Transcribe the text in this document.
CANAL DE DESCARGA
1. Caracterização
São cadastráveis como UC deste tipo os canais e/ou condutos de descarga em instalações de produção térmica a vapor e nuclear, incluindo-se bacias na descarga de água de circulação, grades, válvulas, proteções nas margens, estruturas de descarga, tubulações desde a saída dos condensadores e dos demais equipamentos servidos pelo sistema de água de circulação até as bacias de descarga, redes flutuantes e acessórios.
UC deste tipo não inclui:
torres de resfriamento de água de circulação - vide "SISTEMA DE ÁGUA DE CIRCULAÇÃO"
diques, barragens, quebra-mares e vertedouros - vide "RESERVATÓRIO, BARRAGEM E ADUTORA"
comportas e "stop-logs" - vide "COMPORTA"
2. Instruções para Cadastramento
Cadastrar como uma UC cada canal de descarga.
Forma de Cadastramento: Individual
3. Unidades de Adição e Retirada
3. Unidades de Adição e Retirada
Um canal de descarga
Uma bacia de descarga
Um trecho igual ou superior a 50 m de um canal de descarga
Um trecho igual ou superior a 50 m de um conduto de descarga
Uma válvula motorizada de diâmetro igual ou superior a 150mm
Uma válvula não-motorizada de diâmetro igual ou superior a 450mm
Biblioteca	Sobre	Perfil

=====

» WHAT YOU HAVE TO DO:
Give the records above again, word for word.

» FINAL RESULT:
Transcribe the text in this document.
CANAL DE DESCARGA
1. Caracterização
São cadastráveis como UC deste tipo os canais e/ou condutos de descarga em instalações de produção térmica a vapor e nuclear, incluindo-se bacias na descarga de água de circulação, grades, válvulas, proteções nas margens, estruturas de descarga, tubulações desde a saída dos condensadores e dos demais equipamentos servidos pelo sistema de água de circulação até as bacias de descarga, redes flutuantes e acessórios.
UC deste tipo não inclui:
torres de resfriamento de água de circulação - vide "SISTEMA DE ÁGUA DE CIRCULAÇÃO"
diques, barragens, quebra-mares e vertedouros - vide "RESERVATÓRIO, BARRAGEM E ADUTORA"
comportas e "stop-logs" - vide "COMPORTA"
2. Instruções para Cadastramento
Cadastrar como uma UC cada canal de descarga.
Forma de Cadastramento: Individual
3. Unidades de Adição e Retirada
3. Unidades de Adição e Retirada
Um canal de descarga
Uma bacia de descarga
Um trecho igual ou superior a 50 m de um canal de descarga
Um trecho igual ou superior a 50 m de um conduto de descarga
Uma válvula motorizada de diâmetro igual ou superior a 150mm
Uma válvula não-motorizada de diâmetro igual ou superior a 450mm
Biblioteca	Sobre	Perfil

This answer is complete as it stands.